-- begin --

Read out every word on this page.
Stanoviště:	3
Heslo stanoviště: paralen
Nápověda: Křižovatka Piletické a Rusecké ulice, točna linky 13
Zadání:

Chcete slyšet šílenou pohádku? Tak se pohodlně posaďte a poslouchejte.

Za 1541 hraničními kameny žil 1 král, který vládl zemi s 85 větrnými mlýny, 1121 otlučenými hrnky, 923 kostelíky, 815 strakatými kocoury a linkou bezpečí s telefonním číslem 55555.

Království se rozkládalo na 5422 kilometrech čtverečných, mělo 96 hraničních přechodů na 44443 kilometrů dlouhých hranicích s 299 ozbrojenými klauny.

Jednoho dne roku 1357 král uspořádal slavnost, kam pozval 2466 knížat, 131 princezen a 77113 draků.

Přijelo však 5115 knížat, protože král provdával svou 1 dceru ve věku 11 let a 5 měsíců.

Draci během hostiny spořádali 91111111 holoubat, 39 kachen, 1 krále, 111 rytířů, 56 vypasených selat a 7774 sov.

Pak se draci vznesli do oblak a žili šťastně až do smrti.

-- end --

Aim: Restate the whole listing exactly.

Response to this exercise:
Read out every word on this page.
Stanoviště:	3
Heslo stanoviště: paralen
Nápověda: Křižovatka Piletické a Rusecké ulice, točna linky 13
Zadání:

Chcete slyšet šílenou pohádku? Tak se pohodlně posaďte a poslouchejte.

Za 1541 hraničními kameny žil 1 král, který vládl zemi s 85 větrnými mlýny, 1121 otlučenými hrnky, 923 kostelíky, 815 strakatými kocoury a linkou bezpečí s telefonním číslem 55555.

Království se rozkládalo na 5422 kilometrech čtverečných, mělo 96 hraničních přechodů na 44443 kilometrů dlouhých hranicích s 299 ozbrojenými klauny.

Jednoho dne roku 1357 král uspořádal slavnost, kam pozval 2466 knížat, 131 princezen a 77113 draků.

Přijelo však 5115 knížat, protože král provdával svou 1 dceru ve věku 11 let a 5 měsíců.

Draci během hostiny spořádali 91111111 holoubat, 39 kachen, 1 krále, 111 rytířů, 56 vypasených selat a 7774 sov.

Pak se draci vznesli do oblak a žili šťastně až do smrti.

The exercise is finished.